### [Your objective]
Return the material below unchanged, line by line.
--- Start Supplied records ---
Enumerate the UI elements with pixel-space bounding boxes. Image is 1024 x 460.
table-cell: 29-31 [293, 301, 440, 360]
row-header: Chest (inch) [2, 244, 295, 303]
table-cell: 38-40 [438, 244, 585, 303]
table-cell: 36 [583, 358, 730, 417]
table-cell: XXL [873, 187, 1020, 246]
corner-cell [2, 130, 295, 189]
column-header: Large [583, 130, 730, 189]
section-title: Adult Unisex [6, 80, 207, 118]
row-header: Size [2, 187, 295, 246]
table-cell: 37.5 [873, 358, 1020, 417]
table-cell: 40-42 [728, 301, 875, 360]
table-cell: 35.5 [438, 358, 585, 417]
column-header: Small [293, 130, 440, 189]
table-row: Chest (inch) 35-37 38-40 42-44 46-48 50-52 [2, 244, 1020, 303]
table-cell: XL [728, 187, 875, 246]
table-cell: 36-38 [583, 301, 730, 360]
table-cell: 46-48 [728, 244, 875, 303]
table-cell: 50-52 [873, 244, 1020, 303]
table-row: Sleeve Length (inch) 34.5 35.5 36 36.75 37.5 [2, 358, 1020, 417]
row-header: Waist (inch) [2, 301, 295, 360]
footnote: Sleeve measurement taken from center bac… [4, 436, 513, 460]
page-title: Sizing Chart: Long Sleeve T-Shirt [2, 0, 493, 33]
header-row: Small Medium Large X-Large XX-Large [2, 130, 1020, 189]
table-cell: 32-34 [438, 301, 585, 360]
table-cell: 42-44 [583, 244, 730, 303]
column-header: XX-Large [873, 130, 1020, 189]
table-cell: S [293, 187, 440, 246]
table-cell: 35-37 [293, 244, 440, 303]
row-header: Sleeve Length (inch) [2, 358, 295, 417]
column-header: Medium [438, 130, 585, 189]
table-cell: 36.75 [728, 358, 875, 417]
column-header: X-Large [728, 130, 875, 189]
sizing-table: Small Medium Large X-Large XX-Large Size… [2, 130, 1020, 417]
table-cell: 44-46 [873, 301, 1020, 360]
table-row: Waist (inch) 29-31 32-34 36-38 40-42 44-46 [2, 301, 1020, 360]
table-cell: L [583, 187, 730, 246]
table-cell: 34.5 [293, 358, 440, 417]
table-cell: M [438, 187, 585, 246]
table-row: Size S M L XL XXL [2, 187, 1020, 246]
--- End Supplied records ---
### [Task result]
Enumerate the UI elements with pixel-space bounding boxes. Image is 1024 x 460.
table-cell: 29-31 [293, 301, 440, 360]
row-header: Chest (inch) [2, 244, 295, 303]
table-cell: 38-40 [438, 244, 585, 303]
table-cell: 36 [583, 358, 730, 417]
table-cell: XXL [873, 187, 1020, 246]
corner-cell [2, 130, 295, 189]
column-header: Large [583, 130, 730, 189]
section-title: Adult Unisex [6, 80, 207, 118]
row-header: Size [2, 187, 295, 246]
table-cell: 37.5 [873, 358, 1020, 417]
table-cell: 40-42 [728, 301, 875, 360]
table-cell: 35.5 [438, 358, 585, 417]
column-header: Small [293, 130, 440, 189]
table-row: Chest (inch) 35-37 38-40 42-44 46-48 50-52 [2, 244, 1020, 303]
table-cell: XL [728, 187, 875, 246]
table-cell: 36-38 [583, 301, 730, 360]
table-cell: 46-48 [728, 244, 875, 303]
table-cell: 50-52 [873, 244, 1020, 303]
table-row: Sleeve Length (inch) 34.5 35.5 36 36.75 37.5 [2, 358, 1020, 417]
row-header: Waist (inch) [2, 301, 295, 360]
footnote: Sleeve measurement taken from center bac… [4, 436, 513, 460]
page-title: Sizing Chart: Long Sleeve T-Shirt [2, 0, 493, 33]
header-row: Small Medium Large X-Large XX-Large [2, 130, 1020, 189]
table-cell: 32-34 [438, 301, 585, 360]
table-cell: 42-44 [583, 244, 730, 303]
column-header: XX-Large [873, 130, 1020, 189]
table-cell: S [293, 187, 440, 246]
table-cell: 35-37 [293, 244, 440, 303]
row-header: Sleeve Length (inch) [2, 358, 295, 417]
column-header: Medium [438, 130, 585, 189]
table-cell: 36.75 [728, 358, 875, 417]
column-header: X-Large [728, 130, 875, 189]
sizing-table: Small Medium Large X-Large XX-Large Size… [2, 130, 1020, 417]
table-cell: 44-46 [873, 301, 1020, 360]
table-row: Waist (inch) 29-31 32-34 36-38 40-42 44-46 [2, 301, 1020, 360]
table-cell: L [583, 187, 730, 246]
table-cell: 34.5 [293, 358, 440, 417]
table-cell: M [438, 187, 585, 246]
table-row: Size S M L XL XXL [2, 187, 1020, 246]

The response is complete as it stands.